▶ _WRITTEN EXERCISE_
Each line of the material must be repeated precisely, with the pictures left out.
====== RECORDS
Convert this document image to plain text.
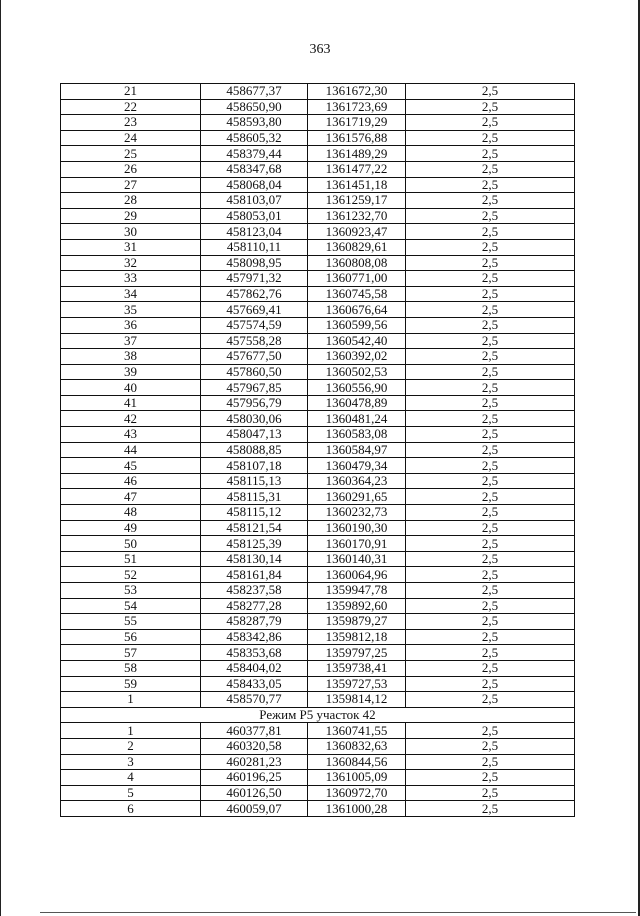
363
21	458677,37	1361672,30	2,5
22	458650,90	1361723,69	2,5
23	458593,80	1361719,29	2,5
24	458605,32	1361576,88	2,5
25	458379,44	1361489,29	2,5
26	458347,68	1361477,22	2,5
27	458068,04	1361451,18	2,5
28	458103,07	1361259,17	2,5
29	458053,01	1361232,70	2,5
30	458123,04	1360923,47	2,5
31	458110,11	1360829,61	2,5
32	458098,95	1360808,08	2,5
33	457971,32	1360771,00	2,5
34	457862,76	1360745,58	2,5
35	457669,41	1360676,64	2,5
36	457574,59	1360599,56	2,5
37	457558,28	1360542,40	2,5
38	457677,50	1360392,02	2,5
39	457860,50	1360502,53	2,5
40	457967,85	1360556,90	2,5
41	457956,79	1360478,89	2,5
42	458030,06	1360481,24	2,5
43	458047,13	1360583,08	2,5
44	458088,85	1360584,97	2,5
45	458107,18	1360479,34	2,5
46	458115,13	1360364,23	2,5
47	458115,31	1360291,65	2,5
48	458115,12	1360232,73	2,5
49	458121,54	1360190,30	2,5
50	458125,39	1360170,91	2,5
51	458130,14	1360140,31	2,5
52	458161,84	1360064,96	2,5
53	458237,58	1359947,78	2,5
54	458277,28	1359892,60	2,5
55	458287,79	1359879,27	2,5
56	458342,86	1359812,18	2,5
57	458353,68	1359797,25	2,5
58	458404,02	1359738,41	2,5
59	458433,05	1359727,53	2,5
1	458570,77	1359814,12	2,5
Режим Р5 участок 42			
1	460377,81	1360741,55	2,5
2	460320,58	1360832,63	2,5
3	460281,23	1360844,56	2,5
4	460196,25	1361005,09	2,5
5	460126,50	1360972,70	2,5
6	460059,07	1361000,28	2,5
============
▶ _SOLUTION TO THE PROBLEM_
Convert this document image to plain text.
363
21	458677,37	1361672,30	2,5
22	458650,90	1361723,69	2,5
23	458593,80	1361719,29	2,5
24	458605,32	1361576,88	2,5
25	458379,44	1361489,29	2,5
26	458347,68	1361477,22	2,5
27	458068,04	1361451,18	2,5
28	458103,07	1361259,17	2,5
29	458053,01	1361232,70	2,5
30	458123,04	1360923,47	2,5
31	458110,11	1360829,61	2,5
32	458098,95	1360808,08	2,5
33	457971,32	1360771,00	2,5
34	457862,76	1360745,58	2,5
35	457669,41	1360676,64	2,5
36	457574,59	1360599,56	2,5
37	457558,28	1360542,40	2,5
38	457677,50	1360392,02	2,5
39	457860,50	1360502,53	2,5
40	457967,85	1360556,90	2,5
41	457956,79	1360478,89	2,5
42	458030,06	1360481,24	2,5
43	458047,13	1360583,08	2,5
44	458088,85	1360584,97	2,5
45	458107,18	1360479,34	2,5
46	458115,13	1360364,23	2,5
47	458115,31	1360291,65	2,5
48	458115,12	1360232,73	2,5
49	458121,54	1360190,30	2,5
50	458125,39	1360170,91	2,5
51	458130,14	1360140,31	2,5
52	458161,84	1360064,96	2,5
53	458237,58	1359947,78	2,5
54	458277,28	1359892,60	2,5
55	458287,79	1359879,27	2,5
56	458342,86	1359812,18	2,5
57	458353,68	1359797,25	2,5
58	458404,02	1359738,41	2,5
59	458433,05	1359727,53	2,5
1	458570,77	1359814,12	2,5
Режим Р5 участок 42			
1	460377,81	1360741,55	2,5
2	460320,58	1360832,63	2,5
3	460281,23	1360844,56	2,5
4	460196,25	1361005,09	2,5
5	460126,50	1360972,70	2,5
6	460059,07	1361000,28	2,5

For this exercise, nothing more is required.